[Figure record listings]
^^^^^^^^

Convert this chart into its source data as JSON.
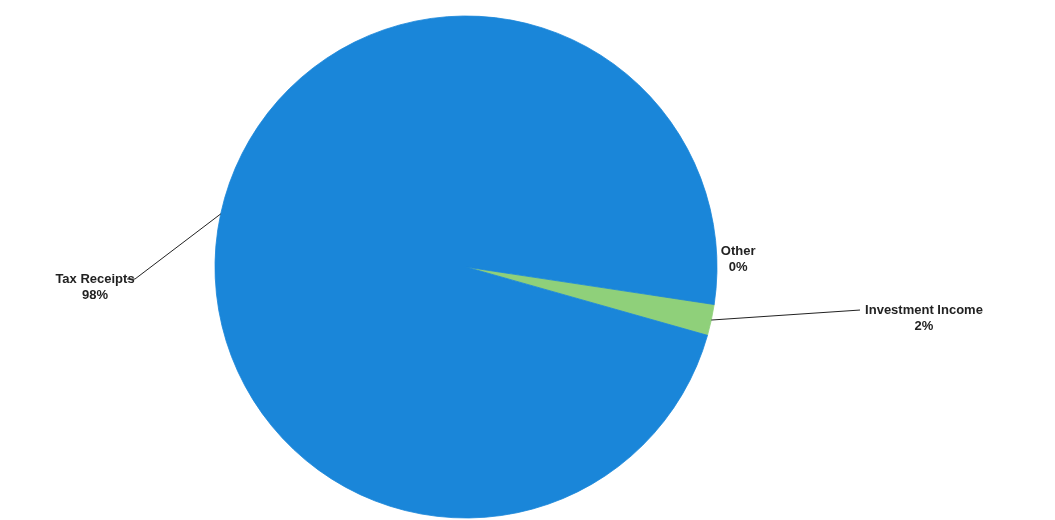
{
  "chart_data": {
    "type": "pie",
    "categories": [
      "Other",
      "Investment Income",
      "Tax Receipts"
    ],
    "values": [
      0,
      2,
      98
    ],
    "colors": [
      "#c0504d",
      "#8fd07a",
      "#1a86d9"
    ],
    "value_labels": [
      "0%",
      "2%",
      "98%"
    ]
  }
}
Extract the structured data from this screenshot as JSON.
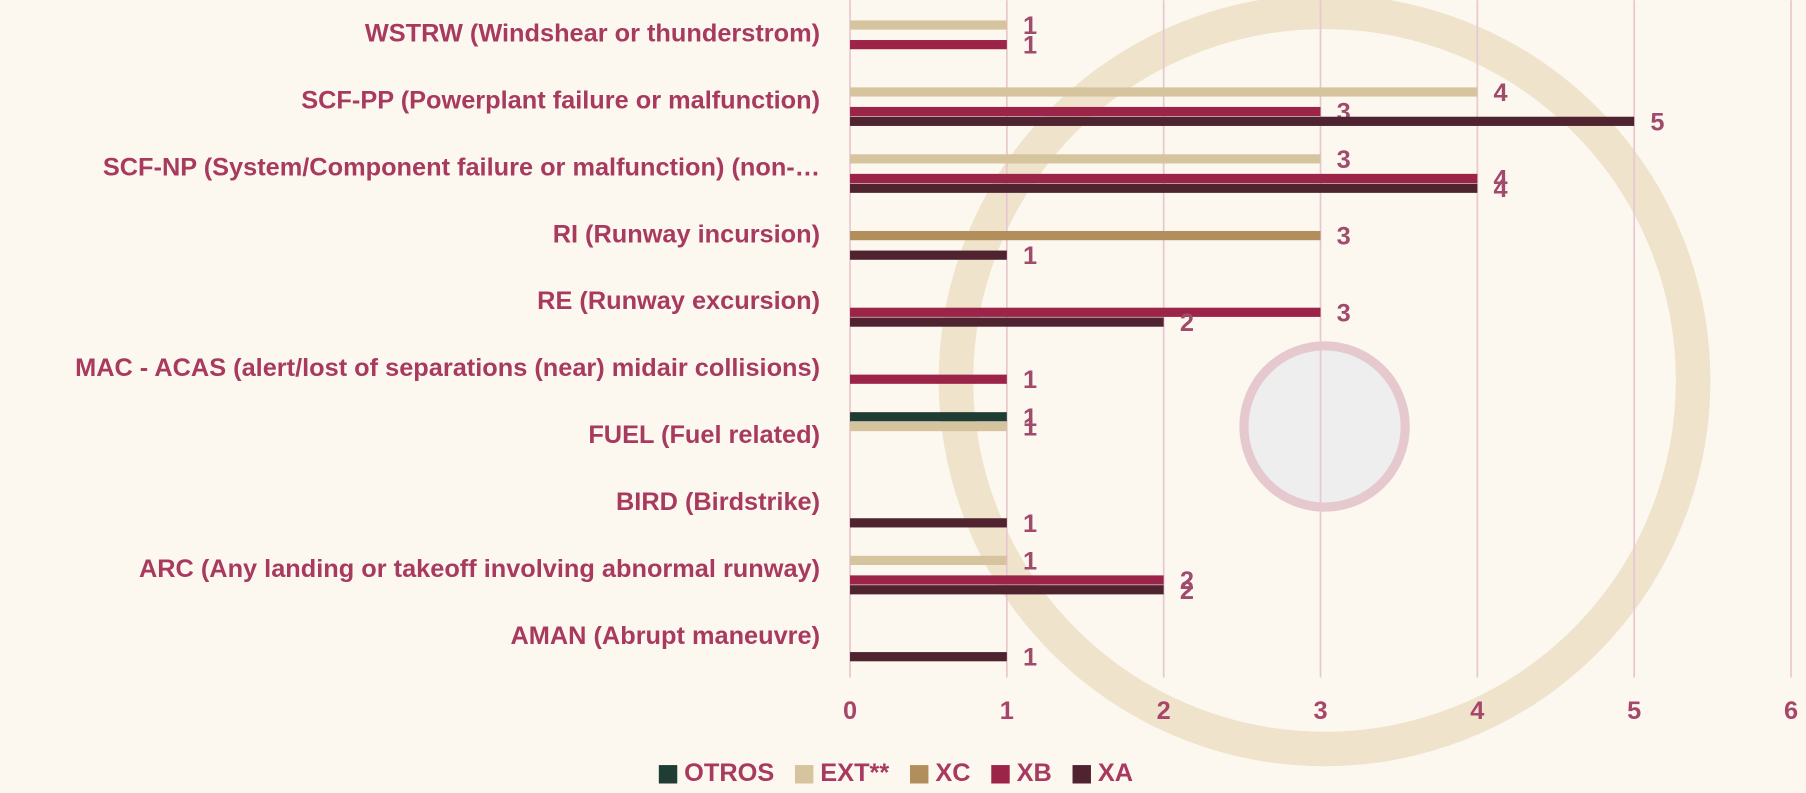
{
  "chart_data": {
    "type": "bar",
    "orientation": "horizontal",
    "categories": [
      "WSTRW (Windshear or thunderstrom)",
      "SCF-PP (Powerplant failure or malfunction)",
      "SCF-NP (System/Component failure or malfunction) (non-…",
      "RI (Runway incursion)",
      "RE (Runway excursion)",
      "MAC - ACAS (alert/lost of separations (near) midair collisions)",
      "FUEL (Fuel related)",
      "BIRD (Birdstrike)",
      "ARC (Any landing or takeoff involving abnormal runway)",
      "AMAN (Abrupt maneuvre)"
    ],
    "series": [
      {
        "name": "OTROS",
        "color": "#1f3d33",
        "values": [
          null,
          null,
          null,
          null,
          null,
          null,
          1,
          null,
          null,
          null
        ]
      },
      {
        "name": "EXT**",
        "color": "#d6c49e",
        "values": [
          1,
          4,
          3,
          null,
          null,
          null,
          1,
          null,
          1,
          null
        ]
      },
      {
        "name": "XC",
        "color": "#b38e5d",
        "values": [
          null,
          null,
          null,
          3,
          null,
          null,
          null,
          null,
          null,
          null
        ]
      },
      {
        "name": "XB",
        "color": "#9d2449",
        "values": [
          1,
          3,
          4,
          null,
          3,
          1,
          null,
          null,
          2,
          null
        ]
      },
      {
        "name": "XA",
        "color": "#4f2330",
        "values": [
          null,
          5,
          4,
          1,
          2,
          null,
          null,
          1,
          2,
          1
        ]
      }
    ],
    "xlim": [
      0,
      6
    ],
    "xticks": [
      0,
      1,
      2,
      3,
      4,
      5,
      6
    ],
    "grid": true,
    "legend": "bottom"
  }
}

^^^^^^^^

■ **Your objective**
Copy out all the data without changing anything, and drop the pictures.

■ **Task answer**
Convert this chart into its source data as JSON.
{
  "chart_data": {
    "type": "pie",
    "categories": [
      "Other",
      "Investment Income",
      "Tax Receipts"
    ],
    "values": [
      0,
      2,
      98
    ],
    "colors": [
      "#c0504d",
      "#8fd07a",
      "#1a86d9"
    ],
    "value_labels": [
      "0%",
      "2%",
      "98%"
    ]
  }
}
Extract the structured data from this screenshot as JSON.
{
  "chart_data": {
    "type": "bar",
    "orientation": "horizontal",
    "categories": [
      "WSTRW (Windshear or thunderstrom)",
      "SCF-PP (Powerplant failure or malfunction)",
      "SCF-NP (System/Component failure or malfunction) (non-…",
      "RI (Runway incursion)",
      "RE (Runway excursion)",
      "MAC - ACAS (alert/lost of separations (near) midair collisions)",
      "FUEL (Fuel related)",
      "BIRD (Birdstrike)",
      "ARC (Any landing or takeoff involving abnormal runway)",
      "AMAN (Abrupt maneuvre)"
    ],
    "series": [
      {
        "name": "OTROS",
        "color": "#1f3d33",
        "values": [
          null,
          null,
          null,
          null,
          null,
          null,
          1,
          null,
          null,
          null
        ]
      },
      {
        "name": "EXT**",
        "color": "#d6c49e",
        "values": [
          1,
          4,
          3,
          null,
          null,
          null,
          1,
          null,
          1,
          null
        ]
      },
      {
        "name": "XC",
        "color": "#b38e5d",
        "values": [
          null,
          null,
          null,
          3,
          null,
          null,
          null,
          null,
          null,
          null
        ]
      },
      {
        "name": "XB",
        "color": "#9d2449",
        "values": [
          1,
          3,
          4,
          null,
          3,
          1,
          null,
          null,
          2,
          null
        ]
      },
      {
        "name": "XA",
        "color": "#4f2330",
        "values": [
          null,
          5,
          4,
          1,
          2,
          null,
          null,
          1,
          2,
          1
        ]
      }
    ],
    "xlim": [
      0,
      6
    ],
    "xticks": [
      0,
      1,
      2,
      3,
      4,
      5,
      6
    ],
    "grid": true,
    "legend": "bottom"
  }
}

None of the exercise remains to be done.